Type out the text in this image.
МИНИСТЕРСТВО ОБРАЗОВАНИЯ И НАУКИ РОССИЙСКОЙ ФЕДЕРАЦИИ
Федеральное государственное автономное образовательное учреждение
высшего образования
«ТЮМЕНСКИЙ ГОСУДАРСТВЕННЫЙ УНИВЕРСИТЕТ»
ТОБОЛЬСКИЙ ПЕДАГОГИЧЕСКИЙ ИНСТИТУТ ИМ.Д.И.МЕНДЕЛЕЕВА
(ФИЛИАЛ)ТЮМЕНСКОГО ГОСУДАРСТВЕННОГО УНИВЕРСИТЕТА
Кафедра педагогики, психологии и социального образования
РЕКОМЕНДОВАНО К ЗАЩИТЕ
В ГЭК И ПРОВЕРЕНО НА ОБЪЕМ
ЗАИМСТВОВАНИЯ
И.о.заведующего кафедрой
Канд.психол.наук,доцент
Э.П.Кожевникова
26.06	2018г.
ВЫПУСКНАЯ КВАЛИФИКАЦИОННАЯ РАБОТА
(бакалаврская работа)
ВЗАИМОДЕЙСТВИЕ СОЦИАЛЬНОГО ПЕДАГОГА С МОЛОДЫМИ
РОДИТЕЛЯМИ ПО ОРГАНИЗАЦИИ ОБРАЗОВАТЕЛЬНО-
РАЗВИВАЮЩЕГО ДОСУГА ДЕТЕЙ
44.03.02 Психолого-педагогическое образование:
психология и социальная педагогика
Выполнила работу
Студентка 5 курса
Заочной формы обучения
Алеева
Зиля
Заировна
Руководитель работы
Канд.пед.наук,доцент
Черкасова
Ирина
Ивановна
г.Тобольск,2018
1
——
WHAT IS REQUIRED: Copy each line above containing the string "доцент".

RESULT FOR THIS EXERCISE:
Канд.психол.наук,доцент
Канд.пед.наук,доцент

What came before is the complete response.